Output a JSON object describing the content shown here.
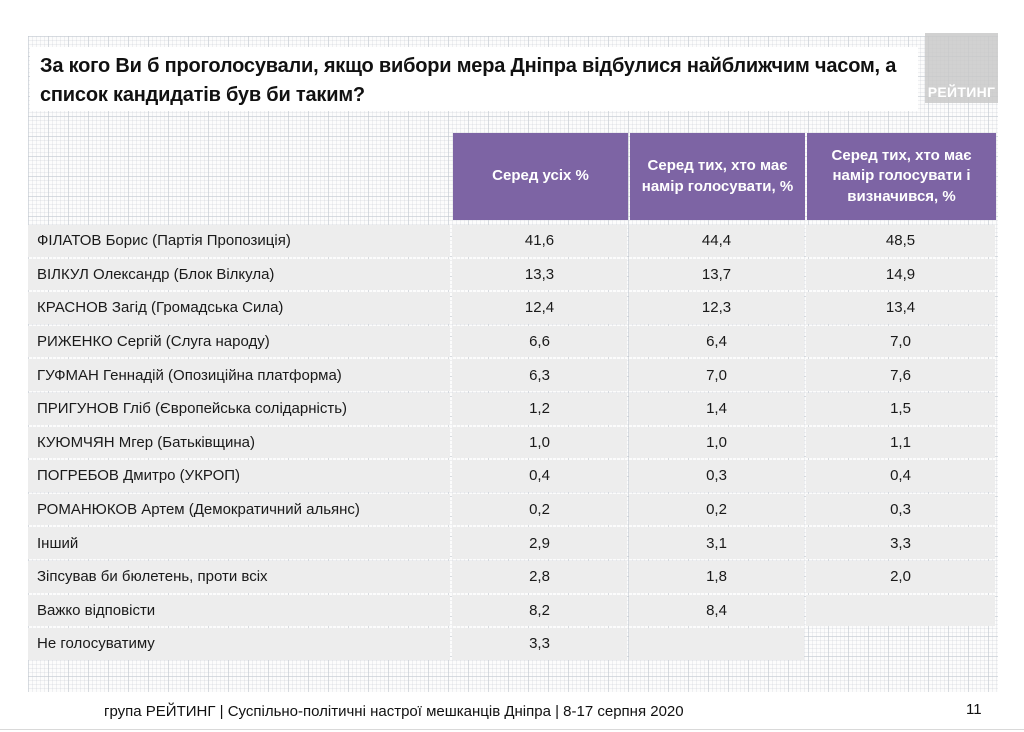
{
  "slide": {
    "title_lines": [
      "За кого Ви б проголосували, якщо вибори мера Дніпра відбулися найближчим часом, а",
      "список кандидатів був би таким?"
    ],
    "logo_text": "РЕЙТИНГ",
    "footer": "група РЕЙТИНГ | Суспільно-політичні настрої мешканців Дніпра | 8-17 серпня 2020",
    "page_number": "11"
  },
  "colors": {
    "header_purple": "#7d64a4",
    "row_gray": "#ededed",
    "logo_gray": "#c9c9c9"
  },
  "chart_data": {
    "type": "table",
    "title": "За кого Ви б проголосували, якщо вибори мера Дніпра відбулися найближчим часом, а список кандидатів був би таким?",
    "columns": [
      "Серед усіх %",
      "Серед тих, хто має намір голосувати, %",
      "Серед тих, хто має намір голосувати і визначився, %"
    ],
    "rows": [
      {
        "label": "ФІЛАТОВ Борис (Партія Пропозиція)",
        "values": [
          "41,6",
          "44,4",
          "48,5"
        ]
      },
      {
        "label": "ВІЛКУЛ Олександр (Блок Вілкула)",
        "values": [
          "13,3",
          "13,7",
          "14,9"
        ]
      },
      {
        "label": "КРАСНОВ Загід (Громадська Сила)",
        "values": [
          "12,4",
          "12,3",
          "13,4"
        ]
      },
      {
        "label": "РИЖЕНКО Сергій (Слуга народу)",
        "values": [
          "6,6",
          "6,4",
          "7,0"
        ]
      },
      {
        "label": "ГУФМАН Геннадій (Опозиційна платформа)",
        "values": [
          "6,3",
          "7,0",
          "7,6"
        ]
      },
      {
        "label": "ПРИГУНОВ Гліб (Європейська солідарність)",
        "values": [
          "1,2",
          "1,4",
          "1,5"
        ]
      },
      {
        "label": "КУЮМЧЯН Мгер (Батьківщина)",
        "values": [
          "1,0",
          "1,0",
          "1,1"
        ]
      },
      {
        "label": "ПОГРЕБОВ Дмитро (УКРОП)",
        "values": [
          "0,4",
          "0,3",
          "0,4"
        ]
      },
      {
        "label": "РОМАНЮКОВ Артем (Демократичний альянс)",
        "values": [
          "0,2",
          "0,2",
          "0,3"
        ]
      },
      {
        "label": "Інший",
        "values": [
          "2,9",
          "3,1",
          "3,3"
        ]
      },
      {
        "label": "Зіпсував би бюлетень, проти всіх",
        "values": [
          "2,8",
          "1,8",
          "2,0"
        ]
      },
      {
        "label": "Важко відповісти",
        "values": [
          "8,2",
          "8,4",
          ""
        ]
      },
      {
        "label": "Не голосуватиму",
        "values": [
          "3,3",
          "",
          null
        ]
      }
    ]
  }
}
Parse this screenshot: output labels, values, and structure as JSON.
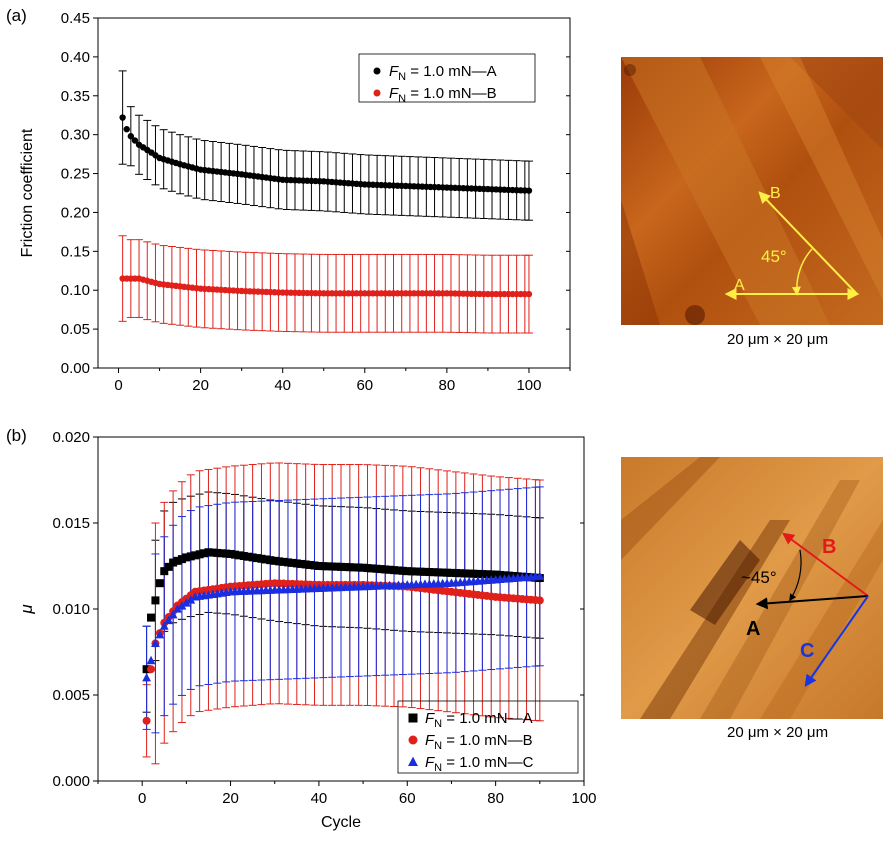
{
  "panels": {
    "a_label": "(a)",
    "b_label": "(b)"
  },
  "images": {
    "top_scale": "20 μm × 20 μm",
    "top_angle": "45°",
    "top_arrow_a": "A",
    "top_arrow_b": "B",
    "bottom_scale": "20 μm × 20 μm",
    "bottom_angle": "~45°",
    "bottom_arrow_a": "A",
    "bottom_arrow_b": "B",
    "bottom_arrow_c": "C"
  },
  "chart_data": [
    {
      "type": "scatter",
      "panel": "(a)",
      "xlabel": "",
      "ylabel": "Friction coefficient",
      "xlim": [
        -5,
        110
      ],
      "ylim": [
        0,
        0.45
      ],
      "xticks": [
        0,
        20,
        40,
        60,
        80,
        100
      ],
      "yticks": [
        0.0,
        0.05,
        0.1,
        0.15,
        0.2,
        0.25,
        0.3,
        0.35,
        0.4,
        0.45
      ],
      "ytick_decimals": 2,
      "legend_position": "top-right",
      "series": [
        {
          "name": "F_N = 1.0 mN—A",
          "legend_sym": "F",
          "legend_sub": "N",
          "legend_rest": " = 1.0 mN—A",
          "color": "#000000",
          "marker": "circle",
          "x_start": 1,
          "x_end": 100,
          "anchors": [
            [
              1,
              0.322
            ],
            [
              2,
              0.307
            ],
            [
              3,
              0.298
            ],
            [
              5,
              0.287
            ],
            [
              8,
              0.277
            ],
            [
              10,
              0.27
            ],
            [
              15,
              0.262
            ],
            [
              20,
              0.255
            ],
            [
              30,
              0.249
            ],
            [
              40,
              0.242
            ],
            [
              50,
              0.24
            ],
            [
              60,
              0.236
            ],
            [
              70,
              0.234
            ],
            [
              80,
              0.232
            ],
            [
              90,
              0.23
            ],
            [
              100,
              0.228
            ]
          ],
          "error": 0.038,
          "error_x": [
            1,
            3,
            5,
            7,
            9,
            11,
            13,
            15,
            17,
            19,
            21,
            23,
            25,
            27,
            29,
            31,
            33,
            35,
            37,
            39,
            41,
            43,
            45,
            47,
            49,
            51,
            53,
            55,
            57,
            59,
            61,
            63,
            65,
            67,
            69,
            71,
            73,
            75,
            77,
            79,
            81,
            83,
            85,
            87,
            89,
            91,
            93,
            95,
            97,
            99,
            100
          ],
          "error_first": 0.06
        },
        {
          "name": "F_N = 1.0 mN—B",
          "legend_sym": "F",
          "legend_sub": "N",
          "legend_rest": " = 1.0 mN—B",
          "color": "#e0201a",
          "marker": "circle",
          "x_start": 1,
          "x_end": 100,
          "anchors": [
            [
              1,
              0.115
            ],
            [
              5,
              0.115
            ],
            [
              10,
              0.108
            ],
            [
              20,
              0.102
            ],
            [
              30,
              0.099
            ],
            [
              40,
              0.097
            ],
            [
              50,
              0.096
            ],
            [
              60,
              0.096
            ],
            [
              70,
              0.096
            ],
            [
              80,
              0.096
            ],
            [
              90,
              0.095
            ],
            [
              100,
              0.095
            ]
          ],
          "error": 0.05,
          "error_x": [
            1,
            3,
            5,
            7,
            9,
            11,
            13,
            15,
            17,
            19,
            21,
            23,
            25,
            27,
            29,
            31,
            33,
            35,
            37,
            39,
            41,
            43,
            45,
            47,
            49,
            51,
            53,
            55,
            57,
            59,
            61,
            63,
            65,
            67,
            69,
            71,
            73,
            75,
            77,
            79,
            81,
            83,
            85,
            87,
            89,
            91,
            93,
            95,
            97,
            99,
            100
          ],
          "error_first": 0.055
        }
      ]
    },
    {
      "type": "scatter",
      "panel": "(b)",
      "xlabel": "Cycle",
      "ylabel": "μ",
      "xlim": [
        -10,
        100
      ],
      "ylim": [
        0,
        0.02
      ],
      "xticks": [
        0,
        20,
        40,
        60,
        80,
        100
      ],
      "yticks": [
        0.0,
        0.005,
        0.01,
        0.015,
        0.02
      ],
      "ytick_decimals": 3,
      "legend_position": "bottom-right",
      "series": [
        {
          "name": "F_N = 1.0 mN—A",
          "legend_sym": "F",
          "legend_sub": "N",
          "legend_rest": " = 1.0 mN—A",
          "color": "#000000",
          "marker": "square",
          "x_start": 1,
          "x_end": 90,
          "anchors": [
            [
              1,
              0.0065
            ],
            [
              2,
              0.0095
            ],
            [
              3,
              0.0105
            ],
            [
              4,
              0.0115
            ],
            [
              5,
              0.0122
            ],
            [
              7,
              0.0127
            ],
            [
              10,
              0.013
            ],
            [
              15,
              0.0133
            ],
            [
              20,
              0.0132
            ],
            [
              30,
              0.0128
            ],
            [
              40,
              0.0125
            ],
            [
              50,
              0.0124
            ],
            [
              60,
              0.0122
            ],
            [
              70,
              0.0121
            ],
            [
              80,
              0.012
            ],
            [
              90,
              0.0118
            ]
          ],
          "error": 0.0035,
          "error_x": [
            1,
            3,
            5,
            7,
            9,
            11,
            13,
            15,
            17,
            19,
            21,
            23,
            25,
            27,
            29,
            31,
            33,
            35,
            37,
            39,
            41,
            43,
            45,
            47,
            49,
            51,
            53,
            55,
            57,
            59,
            61,
            63,
            65,
            67,
            69,
            71,
            73,
            75,
            77,
            79,
            81,
            83,
            85,
            87,
            89,
            90
          ],
          "error_first": 0.0025
        },
        {
          "name": "F_N = 1.0 mN—B",
          "legend_sym": "F",
          "legend_sub": "N",
          "legend_rest": " = 1.0 mN—B",
          "color": "#e0201a",
          "marker": "circle",
          "x_start": 1,
          "x_end": 90,
          "anchors": [
            [
              1,
              0.0035
            ],
            [
              2,
              0.0065
            ],
            [
              3,
              0.008
            ],
            [
              5,
              0.0092
            ],
            [
              8,
              0.0102
            ],
            [
              12,
              0.011
            ],
            [
              20,
              0.0113
            ],
            [
              30,
              0.0115
            ],
            [
              40,
              0.0114
            ],
            [
              50,
              0.0114
            ],
            [
              60,
              0.0113
            ],
            [
              70,
              0.011
            ],
            [
              80,
              0.0107
            ],
            [
              90,
              0.0105
            ]
          ],
          "error": 0.007,
          "error_x": [
            1,
            3,
            5,
            7,
            9,
            11,
            13,
            15,
            17,
            19,
            21,
            23,
            25,
            27,
            29,
            31,
            33,
            35,
            37,
            39,
            41,
            43,
            45,
            47,
            49,
            51,
            53,
            55,
            57,
            59,
            61,
            63,
            65,
            67,
            69,
            71,
            73,
            75,
            77,
            79,
            81,
            83,
            85,
            87,
            89,
            90
          ],
          "error_first": 0.0021
        },
        {
          "name": "F_N = 1.0 mN—C",
          "legend_sym": "F",
          "legend_sub": "N",
          "legend_rest": " = 1.0 mN—C",
          "color": "#1a2ee0",
          "marker": "triangle",
          "x_start": 1,
          "x_end": 90,
          "anchors": [
            [
              1,
              0.006
            ],
            [
              2,
              0.007
            ],
            [
              3,
              0.008
            ],
            [
              5,
              0.009
            ],
            [
              8,
              0.01
            ],
            [
              12,
              0.0107
            ],
            [
              20,
              0.011
            ],
            [
              30,
              0.0111
            ],
            [
              40,
              0.0112
            ],
            [
              50,
              0.0113
            ],
            [
              60,
              0.0114
            ],
            [
              70,
              0.0115
            ],
            [
              80,
              0.0117
            ],
            [
              90,
              0.0119
            ]
          ],
          "error": 0.0052,
          "error_x": [
            1,
            3,
            5,
            7,
            9,
            11,
            13,
            15,
            17,
            19,
            21,
            23,
            25,
            27,
            29,
            31,
            33,
            35,
            37,
            39,
            41,
            43,
            45,
            47,
            49,
            51,
            53,
            55,
            57,
            59,
            61,
            63,
            65,
            67,
            69,
            71,
            73,
            75,
            77,
            79,
            81,
            83,
            85,
            87,
            89,
            90
          ],
          "error_first": 0.003
        }
      ]
    }
  ]
}
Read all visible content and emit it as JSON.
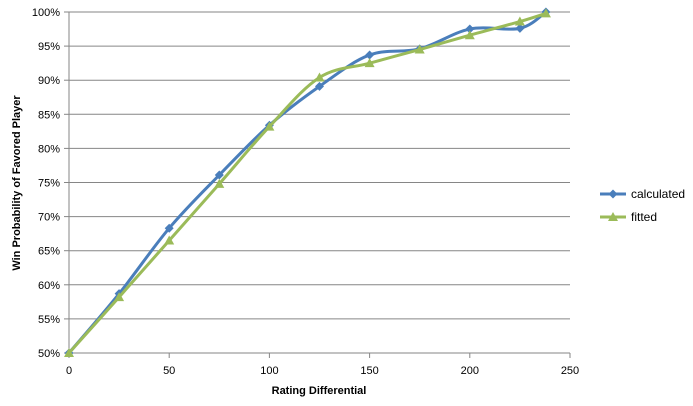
{
  "chart_data": {
    "type": "line",
    "xlabel": "Rating Differential",
    "ylabel": "Win Probability of Favored Player",
    "xlim": [
      0,
      250
    ],
    "ylim": [
      50,
      100
    ],
    "x_ticks": [
      "0",
      "50",
      "100",
      "150",
      "200",
      "250"
    ],
    "y_ticks": [
      "50%",
      "55%",
      "60%",
      "65%",
      "70%",
      "75%",
      "80%",
      "85%",
      "90%",
      "95%",
      "100%"
    ],
    "grid": "horizontal",
    "legend_position": "right",
    "series": [
      {
        "name": "calculated",
        "color": "#4a7ebb",
        "marker": "diamond",
        "x": [
          0,
          25,
          50,
          75,
          100,
          125,
          150,
          175,
          200,
          225,
          238
        ],
        "y": [
          50,
          58.7,
          68.3,
          76.1,
          83.4,
          89.1,
          93.7,
          94.6,
          97.5,
          97.6,
          100
        ]
      },
      {
        "name": "fitted",
        "color": "#9bbb59",
        "marker": "triangle",
        "x": [
          0,
          25,
          50,
          75,
          100,
          125,
          150,
          175,
          200,
          225,
          238
        ],
        "y": [
          50,
          58.2,
          66.5,
          74.8,
          83.2,
          90.4,
          92.5,
          94.5,
          96.6,
          98.6,
          99.8
        ]
      }
    ]
  }
}
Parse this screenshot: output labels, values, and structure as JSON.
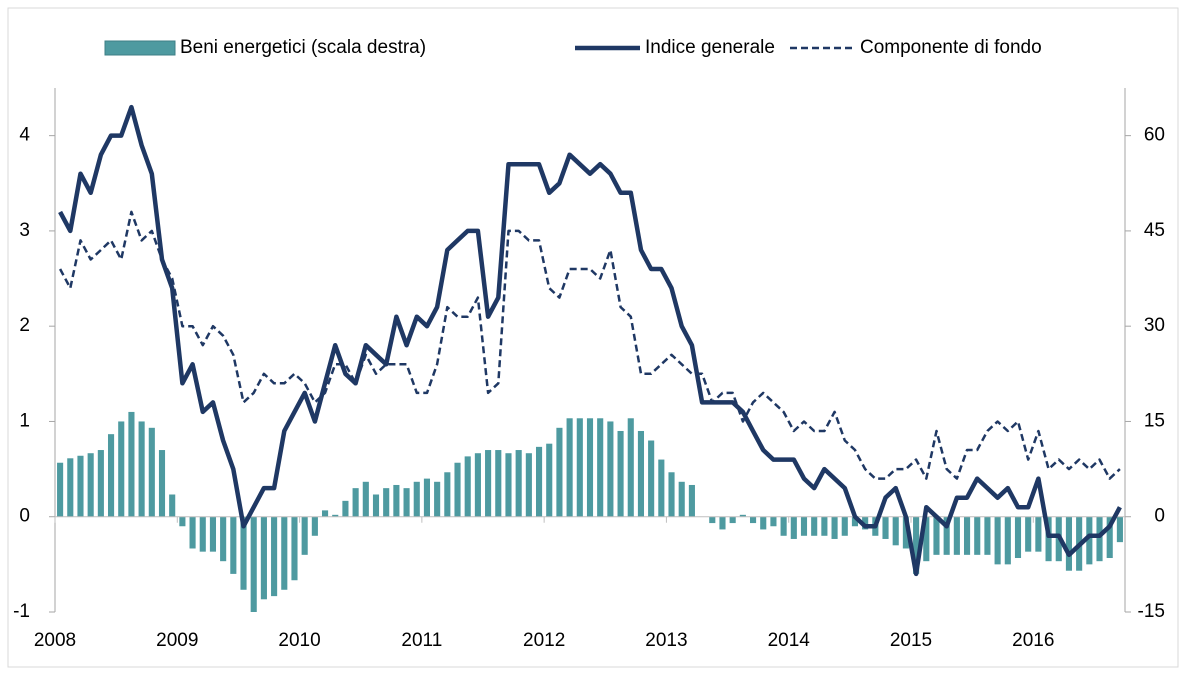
{
  "chart_data": {
    "type": "combo",
    "categories": [
      "2008",
      null,
      null,
      null,
      null,
      null,
      null,
      null,
      null,
      null,
      null,
      null,
      "2009",
      null,
      null,
      null,
      null,
      null,
      null,
      null,
      null,
      null,
      null,
      null,
      "2010",
      null,
      null,
      null,
      null,
      null,
      null,
      null,
      null,
      null,
      null,
      null,
      "2011",
      null,
      null,
      null,
      null,
      null,
      null,
      null,
      null,
      null,
      null,
      null,
      "2012",
      null,
      null,
      null,
      null,
      null,
      null,
      null,
      null,
      null,
      null,
      null,
      "2013",
      null,
      null,
      null,
      null,
      null,
      null,
      null,
      null,
      null,
      null,
      null,
      "2014",
      null,
      null,
      null,
      null,
      null,
      null,
      null,
      null,
      null,
      null,
      null,
      "2015",
      null,
      null,
      null,
      null,
      null,
      null,
      null,
      null,
      null,
      null,
      null,
      "2016",
      null,
      null,
      null,
      null,
      null,
      null,
      null,
      null
    ],
    "series": [
      {
        "name": "Beni energetici (scala destra)",
        "type": "bar",
        "axis": "y2",
        "color": "#4e9aa0",
        "values": [
          8.5,
          9.2,
          9.6,
          10,
          10.5,
          13,
          15,
          16.5,
          15,
          14,
          10.5,
          3.5,
          -1.5,
          -5,
          -5.5,
          -5.5,
          -7,
          -9,
          -11.5,
          -15,
          -13,
          -12.5,
          -11.5,
          -10,
          -6,
          -3,
          1,
          0.3,
          2.5,
          4.5,
          5.5,
          3.5,
          4.5,
          5,
          4.5,
          5.5,
          6,
          5.5,
          7,
          8.5,
          9.5,
          10,
          10.5,
          10.5,
          10,
          10.5,
          10,
          11,
          11.5,
          14,
          15.5,
          15.5,
          15.5,
          15.5,
          15,
          13.5,
          15.5,
          13.5,
          12,
          9,
          7,
          5.5,
          5,
          0,
          -1,
          -2,
          -1,
          0.3,
          -1,
          -2,
          -1.5,
          -3,
          -3.5,
          -3,
          -3,
          -3,
          -3.5,
          -3,
          -1.5,
          -2,
          -3,
          -3.5,
          -4.5,
          -5,
          -9,
          -7,
          -6,
          -6,
          -6,
          -6,
          -6,
          -6,
          -7.5,
          -7.5,
          -6.5,
          -5.5,
          -5.5,
          -7,
          -7,
          -8.5,
          -8.5,
          -7.5,
          -7,
          -6.5,
          -4
        ]
      },
      {
        "name": "Indice generale",
        "type": "line",
        "style": "solid",
        "color": "#1f3864",
        "values": [
          3.2,
          3.0,
          3.6,
          3.4,
          3.8,
          4.0,
          4.0,
          4.3,
          3.9,
          3.6,
          2.7,
          2.4,
          1.4,
          1.6,
          1.1,
          1.2,
          0.8,
          0.5,
          -0.1,
          0.1,
          0.3,
          0.3,
          0.9,
          1.1,
          1.3,
          1.0,
          1.4,
          1.8,
          1.5,
          1.4,
          1.8,
          1.7,
          1.6,
          2.1,
          1.8,
          2.1,
          2.0,
          2.2,
          2.8,
          2.9,
          3.0,
          3.0,
          2.1,
          2.3,
          3.7,
          3.7,
          3.7,
          3.7,
          3.4,
          3.5,
          3.8,
          3.7,
          3.6,
          3.7,
          3.6,
          3.4,
          3.4,
          2.8,
          2.6,
          2.6,
          2.4,
          2.0,
          1.8,
          1.2,
          1.2,
          1.2,
          1.2,
          1.1,
          0.9,
          0.7,
          0.6,
          0.6,
          0.6,
          0.4,
          0.3,
          0.5,
          0.4,
          0.3,
          0.0,
          -0.1,
          -0.1,
          0.2,
          0.3,
          0.0,
          -0.6,
          0.1,
          0.0,
          -0.1,
          0.2,
          0.2,
          0.4,
          0.3,
          0.2,
          0.3,
          0.1,
          0.1,
          0.4,
          -0.2,
          -0.2,
          -0.4,
          -0.3,
          -0.2,
          -0.2,
          -0.1,
          0.1
        ]
      },
      {
        "name": "Componente di fondo",
        "type": "line",
        "style": "dashed",
        "color": "#1f3864",
        "values": [
          2.6,
          2.4,
          2.9,
          2.7,
          2.8,
          2.9,
          2.7,
          3.2,
          2.9,
          3.0,
          2.7,
          2.5,
          2.0,
          2.0,
          1.8,
          2.0,
          1.9,
          1.7,
          1.2,
          1.3,
          1.5,
          1.4,
          1.4,
          1.5,
          1.4,
          1.2,
          1.3,
          1.6,
          1.6,
          1.4,
          1.7,
          1.5,
          1.6,
          1.6,
          1.6,
          1.3,
          1.3,
          1.6,
          2.2,
          2.1,
          2.1,
          2.3,
          1.3,
          1.4,
          3.0,
          3.0,
          2.9,
          2.9,
          2.4,
          2.3,
          2.6,
          2.6,
          2.6,
          2.5,
          2.8,
          2.2,
          2.1,
          1.5,
          1.5,
          1.6,
          1.7,
          1.6,
          1.5,
          1.5,
          1.2,
          1.3,
          1.3,
          1.0,
          1.2,
          1.3,
          1.2,
          1.1,
          0.9,
          1.0,
          0.9,
          0.9,
          1.1,
          0.8,
          0.7,
          0.5,
          0.4,
          0.4,
          0.5,
          0.5,
          0.6,
          0.4,
          0.9,
          0.5,
          0.4,
          0.7,
          0.7,
          0.9,
          1.0,
          0.9,
          1.0,
          0.6,
          0.9,
          0.5,
          0.6,
          0.5,
          0.6,
          0.5,
          0.6,
          0.4,
          0.5
        ]
      }
    ],
    "ylim": [
      -1,
      4.5
    ],
    "yticks": [
      -1,
      0,
      1,
      2,
      3,
      4
    ],
    "y2lim": [
      -15,
      67.5
    ],
    "y2ticks": [
      -15,
      0,
      15,
      30,
      45,
      60
    ],
    "grid": false,
    "legend": "top"
  }
}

▸ **Problem statement**
Where a line in the entries holds "часом", copy that line.

▸ **Task solution**
      "За кого Ви б проголосували, якщо вибори мера Дніпра відбулися найближчим часом, а",
    "title": "За кого Ви б проголосували, якщо вибори мера Дніпра відбулися найближчим часом, а список кандидатів був би таким?",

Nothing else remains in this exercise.